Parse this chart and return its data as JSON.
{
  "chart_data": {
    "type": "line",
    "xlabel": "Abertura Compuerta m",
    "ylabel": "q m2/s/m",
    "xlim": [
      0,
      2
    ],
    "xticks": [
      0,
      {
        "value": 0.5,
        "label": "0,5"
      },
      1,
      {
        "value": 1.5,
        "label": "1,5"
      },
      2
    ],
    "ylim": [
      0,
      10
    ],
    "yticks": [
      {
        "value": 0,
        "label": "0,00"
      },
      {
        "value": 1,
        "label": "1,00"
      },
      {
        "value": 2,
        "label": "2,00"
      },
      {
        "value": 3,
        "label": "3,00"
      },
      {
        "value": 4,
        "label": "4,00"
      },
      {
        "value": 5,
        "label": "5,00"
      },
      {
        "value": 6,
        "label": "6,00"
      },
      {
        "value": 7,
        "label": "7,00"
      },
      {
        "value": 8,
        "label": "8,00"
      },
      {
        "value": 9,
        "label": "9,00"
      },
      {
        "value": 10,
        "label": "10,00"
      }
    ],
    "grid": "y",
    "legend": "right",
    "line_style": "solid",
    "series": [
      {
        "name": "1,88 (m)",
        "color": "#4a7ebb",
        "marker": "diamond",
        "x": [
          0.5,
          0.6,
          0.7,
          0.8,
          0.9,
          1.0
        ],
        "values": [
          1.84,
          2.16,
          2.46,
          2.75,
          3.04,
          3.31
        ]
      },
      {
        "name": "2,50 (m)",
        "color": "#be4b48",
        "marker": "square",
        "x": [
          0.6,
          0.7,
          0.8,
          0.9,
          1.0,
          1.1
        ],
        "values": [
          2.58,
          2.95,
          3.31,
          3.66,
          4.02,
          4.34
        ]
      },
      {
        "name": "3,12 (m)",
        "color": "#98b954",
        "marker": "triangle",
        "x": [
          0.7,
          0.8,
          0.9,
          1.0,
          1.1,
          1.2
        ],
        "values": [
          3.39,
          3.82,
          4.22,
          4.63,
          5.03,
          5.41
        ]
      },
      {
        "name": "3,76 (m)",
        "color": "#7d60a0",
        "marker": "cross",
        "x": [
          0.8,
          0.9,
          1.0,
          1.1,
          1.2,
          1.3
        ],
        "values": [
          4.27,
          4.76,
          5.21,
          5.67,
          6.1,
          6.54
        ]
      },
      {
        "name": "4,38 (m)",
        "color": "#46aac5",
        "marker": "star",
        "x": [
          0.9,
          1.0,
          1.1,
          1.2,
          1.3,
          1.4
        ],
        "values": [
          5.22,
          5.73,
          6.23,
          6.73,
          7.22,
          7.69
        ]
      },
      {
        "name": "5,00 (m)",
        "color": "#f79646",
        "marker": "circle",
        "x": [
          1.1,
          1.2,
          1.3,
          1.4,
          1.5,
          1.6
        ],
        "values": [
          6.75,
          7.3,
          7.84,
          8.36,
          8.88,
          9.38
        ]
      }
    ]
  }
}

DESCRIPTION OF THE TASK - Repeat each of the entries above precisely as given.

RESULT OF THE EXERCISE -
Parse this chart and return its data as JSON.
{
  "chart_data": {
    "type": "line",
    "xlabel": "Abertura Compuerta m",
    "ylabel": "q m2/s/m",
    "xlim": [
      0,
      2
    ],
    "xticks": [
      0,
      {
        "value": 0.5,
        "label": "0,5"
      },
      1,
      {
        "value": 1.5,
        "label": "1,5"
      },
      2
    ],
    "ylim": [
      0,
      10
    ],
    "yticks": [
      {
        "value": 0,
        "label": "0,00"
      },
      {
        "value": 1,
        "label": "1,00"
      },
      {
        "value": 2,
        "label": "2,00"
      },
      {
        "value": 3,
        "label": "3,00"
      },
      {
        "value": 4,
        "label": "4,00"
      },
      {
        "value": 5,
        "label": "5,00"
      },
      {
        "value": 6,
        "label": "6,00"
      },
      {
        "value": 7,
        "label": "7,00"
      },
      {
        "value": 8,
        "label": "8,00"
      },
      {
        "value": 9,
        "label": "9,00"
      },
      {
        "value": 10,
        "label": "10,00"
      }
    ],
    "grid": "y",
    "legend": "right",
    "line_style": "solid",
    "series": [
      {
        "name": "1,88 (m)",
        "color": "#4a7ebb",
        "marker": "diamond",
        "x": [
          0.5,
          0.6,
          0.7,
          0.8,
          0.9,
          1.0
        ],
        "values": [
          1.84,
          2.16,
          2.46,
          2.75,
          3.04,
          3.31
        ]
      },
      {
        "name": "2,50 (m)",
        "color": "#be4b48",
        "marker": "square",
        "x": [
          0.6,
          0.7,
          0.8,
          0.9,
          1.0,
          1.1
        ],
        "values": [
          2.58,
          2.95,
          3.31,
          3.66,
          4.02,
          4.34
        ]
      },
      {
        "name": "3,12 (m)",
        "color": "#98b954",
        "marker": "triangle",
        "x": [
          0.7,
          0.8,
          0.9,
          1.0,
          1.1,
          1.2
        ],
        "values": [
          3.39,
          3.82,
          4.22,
          4.63,
          5.03,
          5.41
        ]
      },
      {
        "name": "3,76 (m)",
        "color": "#7d60a0",
        "marker": "cross",
        "x": [
          0.8,
          0.9,
          1.0,
          1.1,
          1.2,
          1.3
        ],
        "values": [
          4.27,
          4.76,
          5.21,
          5.67,
          6.1,
          6.54
        ]
      },
      {
        "name": "4,38 (m)",
        "color": "#46aac5",
        "marker": "star",
        "x": [
          0.9,
          1.0,
          1.1,
          1.2,
          1.3,
          1.4
        ],
        "values": [
          5.22,
          5.73,
          6.23,
          6.73,
          7.22,
          7.69
        ]
      },
      {
        "name": "5,00 (m)",
        "color": "#f79646",
        "marker": "circle",
        "x": [
          1.1,
          1.2,
          1.3,
          1.4,
          1.5,
          1.6
        ],
        "values": [
          6.75,
          7.3,
          7.84,
          8.36,
          8.88,
          9.38
        ]
      }
    ]
  }
}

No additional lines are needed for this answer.